## Short task
What follows is a listing. Return every line of it exactly.

[Data entries]
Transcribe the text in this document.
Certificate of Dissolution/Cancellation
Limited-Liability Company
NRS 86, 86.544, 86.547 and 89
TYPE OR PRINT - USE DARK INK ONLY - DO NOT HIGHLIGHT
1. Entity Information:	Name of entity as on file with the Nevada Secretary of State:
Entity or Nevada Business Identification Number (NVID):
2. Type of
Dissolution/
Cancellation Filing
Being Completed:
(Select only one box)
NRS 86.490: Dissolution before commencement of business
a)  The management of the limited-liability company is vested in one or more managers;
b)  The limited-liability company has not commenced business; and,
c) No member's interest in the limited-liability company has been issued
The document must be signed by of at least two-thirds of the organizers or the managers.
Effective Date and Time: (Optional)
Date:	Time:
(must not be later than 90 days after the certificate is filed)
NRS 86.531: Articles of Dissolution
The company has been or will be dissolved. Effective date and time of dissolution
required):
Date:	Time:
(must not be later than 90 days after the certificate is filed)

## Response
Transcribe the text in this document.
Certificate of Dissolution/Cancellation
Limited-Liability Company
NRS 86, 86.544, 86.547 and 89
TYPE OR PRINT - USE DARK INK ONLY - DO NOT HIGHLIGHT
1. Entity Information:	Name of entity as on file with the Nevada Secretary of State:
Entity or Nevada Business Identification Number (NVID):
2. Type of
Dissolution/
Cancellation Filing
Being Completed:
(Select only one box)
NRS 86.490: Dissolution before commencement of business
a)  The management of the limited-liability company is vested in one or more managers;
b)  The limited-liability company has not commenced business; and,
c) No member's interest in the limited-liability company has been issued
The document must be signed by of at least two-thirds of the organizers or the managers.
Effective Date and Time: (Optional)
Date:	Time:
(must not be later than 90 days after the certificate is filed)
NRS 86.531: Articles of Dissolution
The company has been or will be dissolved. Effective date and time of dissolution
required):
Date:	Time:
(must not be later than 90 days after the certificate is filed)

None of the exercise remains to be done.